→ **WHAT TO PRODUCE**
Write the material out again in full, word for word. Do not include the pictures.

━━━━━ LISTING ━━━━━

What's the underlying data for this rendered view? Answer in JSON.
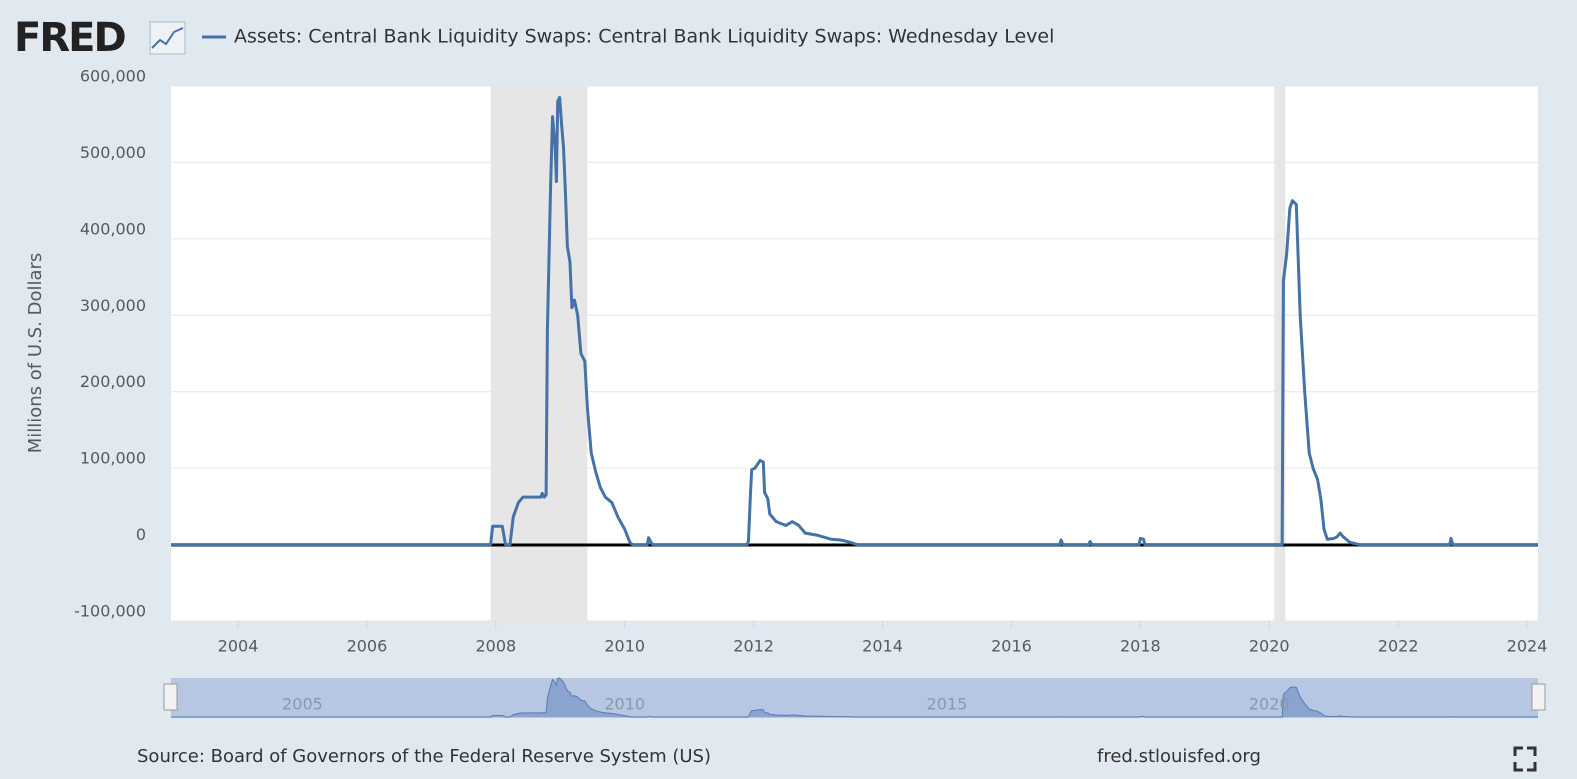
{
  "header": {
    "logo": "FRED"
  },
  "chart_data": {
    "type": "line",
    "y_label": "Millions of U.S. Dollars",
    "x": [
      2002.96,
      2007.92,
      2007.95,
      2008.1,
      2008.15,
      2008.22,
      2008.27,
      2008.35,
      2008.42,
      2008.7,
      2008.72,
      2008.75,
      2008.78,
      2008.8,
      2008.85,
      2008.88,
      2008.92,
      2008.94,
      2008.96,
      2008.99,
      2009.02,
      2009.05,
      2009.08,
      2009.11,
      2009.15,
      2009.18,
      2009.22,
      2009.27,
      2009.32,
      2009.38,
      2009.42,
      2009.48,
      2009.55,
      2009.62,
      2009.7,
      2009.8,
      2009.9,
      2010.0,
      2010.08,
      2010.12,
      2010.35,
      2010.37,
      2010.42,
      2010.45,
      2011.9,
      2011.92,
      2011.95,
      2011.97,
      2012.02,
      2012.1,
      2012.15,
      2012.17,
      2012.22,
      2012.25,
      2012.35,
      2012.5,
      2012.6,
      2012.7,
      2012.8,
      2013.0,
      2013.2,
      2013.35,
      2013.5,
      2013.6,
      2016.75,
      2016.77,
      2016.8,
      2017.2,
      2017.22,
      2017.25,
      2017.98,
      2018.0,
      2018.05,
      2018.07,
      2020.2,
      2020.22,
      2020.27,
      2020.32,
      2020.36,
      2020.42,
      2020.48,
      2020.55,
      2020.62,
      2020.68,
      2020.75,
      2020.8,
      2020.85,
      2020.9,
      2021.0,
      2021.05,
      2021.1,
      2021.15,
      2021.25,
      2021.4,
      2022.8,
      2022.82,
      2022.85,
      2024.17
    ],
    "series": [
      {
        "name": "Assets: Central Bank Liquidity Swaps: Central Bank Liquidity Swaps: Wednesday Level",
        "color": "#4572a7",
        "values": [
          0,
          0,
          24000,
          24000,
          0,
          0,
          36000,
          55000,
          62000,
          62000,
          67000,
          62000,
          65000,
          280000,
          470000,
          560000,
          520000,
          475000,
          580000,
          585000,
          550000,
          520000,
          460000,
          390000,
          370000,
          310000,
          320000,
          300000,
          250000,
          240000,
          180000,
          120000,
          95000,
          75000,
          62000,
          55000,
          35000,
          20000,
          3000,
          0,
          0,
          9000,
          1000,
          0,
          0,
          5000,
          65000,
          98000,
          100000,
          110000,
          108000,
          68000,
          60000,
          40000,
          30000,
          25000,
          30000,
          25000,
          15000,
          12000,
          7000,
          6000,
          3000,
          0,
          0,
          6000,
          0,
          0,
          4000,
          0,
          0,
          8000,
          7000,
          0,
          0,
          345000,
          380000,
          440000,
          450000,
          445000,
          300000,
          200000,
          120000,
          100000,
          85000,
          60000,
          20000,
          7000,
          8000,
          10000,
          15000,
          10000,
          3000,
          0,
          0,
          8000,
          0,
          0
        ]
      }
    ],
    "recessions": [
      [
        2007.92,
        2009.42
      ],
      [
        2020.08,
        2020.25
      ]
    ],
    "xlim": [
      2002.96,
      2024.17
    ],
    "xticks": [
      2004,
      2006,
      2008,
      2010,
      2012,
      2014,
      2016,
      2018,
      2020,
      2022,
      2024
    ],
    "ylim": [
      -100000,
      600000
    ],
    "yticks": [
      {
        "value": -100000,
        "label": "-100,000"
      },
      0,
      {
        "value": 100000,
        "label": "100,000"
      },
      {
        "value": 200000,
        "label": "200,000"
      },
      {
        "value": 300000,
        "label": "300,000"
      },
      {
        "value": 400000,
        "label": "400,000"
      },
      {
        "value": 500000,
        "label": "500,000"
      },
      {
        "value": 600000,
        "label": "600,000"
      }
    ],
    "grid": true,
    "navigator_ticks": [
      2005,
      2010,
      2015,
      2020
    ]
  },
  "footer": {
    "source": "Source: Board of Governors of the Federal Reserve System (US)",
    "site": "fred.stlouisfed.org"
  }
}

━━━━━

→ **TASK SOLUTION**
What's the underlying data for this rendered view? Answer in JSON.
{
  "header": {
    "logo": "FRED"
  },
  "chart_data": {
    "type": "line",
    "y_label": "Millions of U.S. Dollars",
    "x": [
      2002.96,
      2007.92,
      2007.95,
      2008.1,
      2008.15,
      2008.22,
      2008.27,
      2008.35,
      2008.42,
      2008.7,
      2008.72,
      2008.75,
      2008.78,
      2008.8,
      2008.85,
      2008.88,
      2008.92,
      2008.94,
      2008.96,
      2008.99,
      2009.02,
      2009.05,
      2009.08,
      2009.11,
      2009.15,
      2009.18,
      2009.22,
      2009.27,
      2009.32,
      2009.38,
      2009.42,
      2009.48,
      2009.55,
      2009.62,
      2009.7,
      2009.8,
      2009.9,
      2010.0,
      2010.08,
      2010.12,
      2010.35,
      2010.37,
      2010.42,
      2010.45,
      2011.9,
      2011.92,
      2011.95,
      2011.97,
      2012.02,
      2012.1,
      2012.15,
      2012.17,
      2012.22,
      2012.25,
      2012.35,
      2012.5,
      2012.6,
      2012.7,
      2012.8,
      2013.0,
      2013.2,
      2013.35,
      2013.5,
      2013.6,
      2016.75,
      2016.77,
      2016.8,
      2017.2,
      2017.22,
      2017.25,
      2017.98,
      2018.0,
      2018.05,
      2018.07,
      2020.2,
      2020.22,
      2020.27,
      2020.32,
      2020.36,
      2020.42,
      2020.48,
      2020.55,
      2020.62,
      2020.68,
      2020.75,
      2020.8,
      2020.85,
      2020.9,
      2021.0,
      2021.05,
      2021.1,
      2021.15,
      2021.25,
      2021.4,
      2022.8,
      2022.82,
      2022.85,
      2024.17
    ],
    "series": [
      {
        "name": "Assets: Central Bank Liquidity Swaps: Central Bank Liquidity Swaps: Wednesday Level",
        "color": "#4572a7",
        "values": [
          0,
          0,
          24000,
          24000,
          0,
          0,
          36000,
          55000,
          62000,
          62000,
          67000,
          62000,
          65000,
          280000,
          470000,
          560000,
          520000,
          475000,
          580000,
          585000,
          550000,
          520000,
          460000,
          390000,
          370000,
          310000,
          320000,
          300000,
          250000,
          240000,
          180000,
          120000,
          95000,
          75000,
          62000,
          55000,
          35000,
          20000,
          3000,
          0,
          0,
          9000,
          1000,
          0,
          0,
          5000,
          65000,
          98000,
          100000,
          110000,
          108000,
          68000,
          60000,
          40000,
          30000,
          25000,
          30000,
          25000,
          15000,
          12000,
          7000,
          6000,
          3000,
          0,
          0,
          6000,
          0,
          0,
          4000,
          0,
          0,
          8000,
          7000,
          0,
          0,
          345000,
          380000,
          440000,
          450000,
          445000,
          300000,
          200000,
          120000,
          100000,
          85000,
          60000,
          20000,
          7000,
          8000,
          10000,
          15000,
          10000,
          3000,
          0,
          0,
          8000,
          0,
          0
        ]
      }
    ],
    "recessions": [
      [
        2007.92,
        2009.42
      ],
      [
        2020.08,
        2020.25
      ]
    ],
    "xlim": [
      2002.96,
      2024.17
    ],
    "xticks": [
      2004,
      2006,
      2008,
      2010,
      2012,
      2014,
      2016,
      2018,
      2020,
      2022,
      2024
    ],
    "ylim": [
      -100000,
      600000
    ],
    "yticks": [
      {
        "value": -100000,
        "label": "-100,000"
      },
      0,
      {
        "value": 100000,
        "label": "100,000"
      },
      {
        "value": 200000,
        "label": "200,000"
      },
      {
        "value": 300000,
        "label": "300,000"
      },
      {
        "value": 400000,
        "label": "400,000"
      },
      {
        "value": 500000,
        "label": "500,000"
      },
      {
        "value": 600000,
        "label": "600,000"
      }
    ],
    "grid": true,
    "navigator_ticks": [
      2005,
      2010,
      2015,
      2020
    ]
  },
  "footer": {
    "source": "Source: Board of Governors of the Federal Reserve System (US)",
    "site": "fred.stlouisfed.org"
  }
}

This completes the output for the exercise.